:: LISTED RECORDS ::
+===+
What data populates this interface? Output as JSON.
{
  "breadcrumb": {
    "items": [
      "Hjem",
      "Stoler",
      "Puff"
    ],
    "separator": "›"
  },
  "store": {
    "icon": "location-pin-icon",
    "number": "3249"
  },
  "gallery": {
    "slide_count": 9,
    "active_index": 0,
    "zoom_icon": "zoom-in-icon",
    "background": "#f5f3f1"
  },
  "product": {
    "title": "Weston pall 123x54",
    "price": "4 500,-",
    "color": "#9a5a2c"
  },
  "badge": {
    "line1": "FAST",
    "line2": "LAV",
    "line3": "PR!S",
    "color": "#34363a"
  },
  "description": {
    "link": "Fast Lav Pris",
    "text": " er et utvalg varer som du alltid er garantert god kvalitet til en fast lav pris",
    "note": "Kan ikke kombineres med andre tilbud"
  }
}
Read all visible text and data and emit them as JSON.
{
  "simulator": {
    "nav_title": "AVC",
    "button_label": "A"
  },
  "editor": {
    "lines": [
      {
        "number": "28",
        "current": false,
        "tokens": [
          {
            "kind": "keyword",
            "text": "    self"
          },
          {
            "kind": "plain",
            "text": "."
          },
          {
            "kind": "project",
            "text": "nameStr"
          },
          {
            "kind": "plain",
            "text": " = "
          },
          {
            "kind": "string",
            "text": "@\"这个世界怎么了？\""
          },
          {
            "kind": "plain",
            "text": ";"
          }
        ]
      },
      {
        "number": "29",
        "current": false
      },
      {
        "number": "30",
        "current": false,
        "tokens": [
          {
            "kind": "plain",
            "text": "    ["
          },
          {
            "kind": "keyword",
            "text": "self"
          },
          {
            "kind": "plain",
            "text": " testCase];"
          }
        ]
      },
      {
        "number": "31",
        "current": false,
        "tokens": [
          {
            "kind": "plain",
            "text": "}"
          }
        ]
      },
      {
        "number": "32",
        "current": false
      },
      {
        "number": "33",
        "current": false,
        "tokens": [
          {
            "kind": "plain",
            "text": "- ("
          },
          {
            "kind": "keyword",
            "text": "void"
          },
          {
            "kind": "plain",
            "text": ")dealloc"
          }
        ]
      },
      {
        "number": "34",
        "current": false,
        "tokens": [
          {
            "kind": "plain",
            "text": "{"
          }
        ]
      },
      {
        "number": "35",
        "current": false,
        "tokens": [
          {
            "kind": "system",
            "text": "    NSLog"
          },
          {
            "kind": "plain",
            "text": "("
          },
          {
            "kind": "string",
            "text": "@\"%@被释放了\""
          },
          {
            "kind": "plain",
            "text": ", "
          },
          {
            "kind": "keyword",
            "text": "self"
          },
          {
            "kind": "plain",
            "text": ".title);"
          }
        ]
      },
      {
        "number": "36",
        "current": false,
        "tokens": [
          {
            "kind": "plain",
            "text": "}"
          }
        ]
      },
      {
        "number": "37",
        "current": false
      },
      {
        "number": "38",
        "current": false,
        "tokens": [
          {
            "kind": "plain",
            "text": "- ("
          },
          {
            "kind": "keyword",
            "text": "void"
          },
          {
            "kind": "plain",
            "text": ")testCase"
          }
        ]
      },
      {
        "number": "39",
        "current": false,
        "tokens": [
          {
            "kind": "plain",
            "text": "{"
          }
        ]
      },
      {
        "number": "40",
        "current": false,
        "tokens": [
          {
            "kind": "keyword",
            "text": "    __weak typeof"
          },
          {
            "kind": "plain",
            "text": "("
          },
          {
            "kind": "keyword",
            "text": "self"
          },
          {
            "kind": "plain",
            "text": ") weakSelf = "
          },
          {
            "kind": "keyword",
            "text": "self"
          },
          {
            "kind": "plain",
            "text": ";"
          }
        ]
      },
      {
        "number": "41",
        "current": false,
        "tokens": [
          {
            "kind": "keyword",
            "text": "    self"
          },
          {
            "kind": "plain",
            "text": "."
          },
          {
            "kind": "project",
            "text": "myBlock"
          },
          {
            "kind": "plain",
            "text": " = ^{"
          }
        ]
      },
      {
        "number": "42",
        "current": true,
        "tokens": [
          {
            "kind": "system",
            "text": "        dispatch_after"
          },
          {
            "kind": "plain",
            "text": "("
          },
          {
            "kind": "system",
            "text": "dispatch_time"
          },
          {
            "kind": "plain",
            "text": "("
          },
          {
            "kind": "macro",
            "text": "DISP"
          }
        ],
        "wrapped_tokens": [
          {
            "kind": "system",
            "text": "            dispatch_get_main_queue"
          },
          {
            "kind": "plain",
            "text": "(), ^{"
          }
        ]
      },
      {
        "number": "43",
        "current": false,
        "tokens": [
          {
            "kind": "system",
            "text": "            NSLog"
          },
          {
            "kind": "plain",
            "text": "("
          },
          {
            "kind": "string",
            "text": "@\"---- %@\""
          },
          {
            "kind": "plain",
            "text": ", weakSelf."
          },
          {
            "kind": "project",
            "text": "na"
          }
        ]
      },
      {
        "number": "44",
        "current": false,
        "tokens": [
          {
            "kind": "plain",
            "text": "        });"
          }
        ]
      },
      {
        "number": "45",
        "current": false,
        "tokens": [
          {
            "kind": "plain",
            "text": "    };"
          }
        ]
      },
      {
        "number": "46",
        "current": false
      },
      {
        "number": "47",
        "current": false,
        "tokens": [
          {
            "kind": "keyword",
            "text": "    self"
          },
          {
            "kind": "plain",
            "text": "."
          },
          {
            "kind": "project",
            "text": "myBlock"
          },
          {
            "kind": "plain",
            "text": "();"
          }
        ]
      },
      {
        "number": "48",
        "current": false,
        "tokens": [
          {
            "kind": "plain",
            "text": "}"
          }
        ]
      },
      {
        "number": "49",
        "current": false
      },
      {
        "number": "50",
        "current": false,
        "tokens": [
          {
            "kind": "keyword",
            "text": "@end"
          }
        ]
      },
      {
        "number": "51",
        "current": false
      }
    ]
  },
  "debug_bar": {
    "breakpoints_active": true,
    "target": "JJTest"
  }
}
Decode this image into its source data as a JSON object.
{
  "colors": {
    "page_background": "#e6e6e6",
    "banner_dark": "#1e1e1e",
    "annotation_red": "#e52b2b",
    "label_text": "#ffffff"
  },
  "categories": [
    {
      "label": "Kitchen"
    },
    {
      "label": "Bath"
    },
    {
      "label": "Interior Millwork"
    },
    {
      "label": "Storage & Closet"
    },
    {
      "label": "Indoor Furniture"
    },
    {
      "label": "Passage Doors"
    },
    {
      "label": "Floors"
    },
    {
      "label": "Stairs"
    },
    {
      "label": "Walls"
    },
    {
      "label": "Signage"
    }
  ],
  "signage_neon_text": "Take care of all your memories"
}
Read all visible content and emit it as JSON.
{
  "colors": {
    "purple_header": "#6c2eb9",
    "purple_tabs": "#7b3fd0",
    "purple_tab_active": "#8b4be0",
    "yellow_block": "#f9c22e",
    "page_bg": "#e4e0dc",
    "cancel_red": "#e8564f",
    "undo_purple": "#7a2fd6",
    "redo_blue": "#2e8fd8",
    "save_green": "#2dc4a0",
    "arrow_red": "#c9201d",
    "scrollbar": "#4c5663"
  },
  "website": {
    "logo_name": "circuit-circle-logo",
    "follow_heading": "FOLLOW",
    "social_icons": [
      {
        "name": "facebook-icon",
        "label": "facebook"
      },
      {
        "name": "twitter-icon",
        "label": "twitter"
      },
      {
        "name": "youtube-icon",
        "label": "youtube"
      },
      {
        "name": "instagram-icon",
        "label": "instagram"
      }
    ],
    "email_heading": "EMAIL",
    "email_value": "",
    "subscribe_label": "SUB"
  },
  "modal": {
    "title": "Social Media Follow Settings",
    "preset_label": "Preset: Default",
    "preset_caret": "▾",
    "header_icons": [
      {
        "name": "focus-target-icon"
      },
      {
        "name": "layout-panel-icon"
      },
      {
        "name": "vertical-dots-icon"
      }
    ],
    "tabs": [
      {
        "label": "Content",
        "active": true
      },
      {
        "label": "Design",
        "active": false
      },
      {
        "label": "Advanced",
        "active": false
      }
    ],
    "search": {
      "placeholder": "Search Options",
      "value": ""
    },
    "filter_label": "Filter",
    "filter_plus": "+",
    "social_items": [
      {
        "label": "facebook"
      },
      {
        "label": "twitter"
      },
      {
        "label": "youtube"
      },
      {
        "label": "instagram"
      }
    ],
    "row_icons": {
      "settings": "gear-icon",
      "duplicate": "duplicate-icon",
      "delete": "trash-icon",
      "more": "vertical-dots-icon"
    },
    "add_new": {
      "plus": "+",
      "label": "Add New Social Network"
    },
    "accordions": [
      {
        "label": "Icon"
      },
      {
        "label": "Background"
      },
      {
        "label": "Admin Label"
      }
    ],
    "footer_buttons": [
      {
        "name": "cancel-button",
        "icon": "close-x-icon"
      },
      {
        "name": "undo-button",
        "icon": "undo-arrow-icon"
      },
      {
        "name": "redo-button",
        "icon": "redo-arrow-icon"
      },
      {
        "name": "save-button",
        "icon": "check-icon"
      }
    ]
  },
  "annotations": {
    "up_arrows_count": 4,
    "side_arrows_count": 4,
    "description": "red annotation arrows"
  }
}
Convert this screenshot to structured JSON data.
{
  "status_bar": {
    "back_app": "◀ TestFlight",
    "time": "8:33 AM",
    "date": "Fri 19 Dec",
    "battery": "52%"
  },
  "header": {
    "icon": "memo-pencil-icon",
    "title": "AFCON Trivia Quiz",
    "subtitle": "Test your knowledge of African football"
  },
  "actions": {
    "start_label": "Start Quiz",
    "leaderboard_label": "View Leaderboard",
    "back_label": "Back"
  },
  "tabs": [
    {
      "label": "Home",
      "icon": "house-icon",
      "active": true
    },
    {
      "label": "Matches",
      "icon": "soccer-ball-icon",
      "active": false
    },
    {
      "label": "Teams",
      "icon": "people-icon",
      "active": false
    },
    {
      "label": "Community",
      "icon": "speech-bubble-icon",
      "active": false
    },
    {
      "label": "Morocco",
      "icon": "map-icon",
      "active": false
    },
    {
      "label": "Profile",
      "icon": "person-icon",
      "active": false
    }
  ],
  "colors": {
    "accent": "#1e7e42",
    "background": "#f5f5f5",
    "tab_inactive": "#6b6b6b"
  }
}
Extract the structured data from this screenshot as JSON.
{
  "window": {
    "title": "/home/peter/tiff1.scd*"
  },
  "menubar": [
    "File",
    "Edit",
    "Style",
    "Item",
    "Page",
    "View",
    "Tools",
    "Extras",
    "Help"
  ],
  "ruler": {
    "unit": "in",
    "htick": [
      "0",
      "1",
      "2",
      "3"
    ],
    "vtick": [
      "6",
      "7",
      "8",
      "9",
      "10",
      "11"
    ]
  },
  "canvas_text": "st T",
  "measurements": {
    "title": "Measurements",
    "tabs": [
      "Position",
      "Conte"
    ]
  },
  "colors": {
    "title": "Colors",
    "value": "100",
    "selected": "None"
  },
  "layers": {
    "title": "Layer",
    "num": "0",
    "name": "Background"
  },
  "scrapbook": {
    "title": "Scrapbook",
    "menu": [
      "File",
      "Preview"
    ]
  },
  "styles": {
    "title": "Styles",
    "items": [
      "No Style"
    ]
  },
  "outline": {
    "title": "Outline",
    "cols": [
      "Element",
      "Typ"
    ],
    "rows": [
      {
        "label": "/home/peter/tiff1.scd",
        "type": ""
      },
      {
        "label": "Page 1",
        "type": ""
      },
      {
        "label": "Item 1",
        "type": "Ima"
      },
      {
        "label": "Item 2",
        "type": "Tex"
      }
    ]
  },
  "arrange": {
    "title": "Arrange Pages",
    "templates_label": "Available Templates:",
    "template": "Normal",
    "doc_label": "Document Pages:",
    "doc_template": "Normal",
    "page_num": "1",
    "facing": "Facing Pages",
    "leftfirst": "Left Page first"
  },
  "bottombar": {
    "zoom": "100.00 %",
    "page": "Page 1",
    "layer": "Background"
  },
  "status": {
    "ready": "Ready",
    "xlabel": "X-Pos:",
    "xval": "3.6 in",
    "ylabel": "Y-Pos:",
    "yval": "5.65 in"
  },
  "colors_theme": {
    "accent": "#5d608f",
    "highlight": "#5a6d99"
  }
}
+===+
:: WHAT YOU ARE ASKED TO DO ::
Count the lines in the records above that contain the word "Quiz", and give only that number.

:: SOLVED PROBLEM ::
2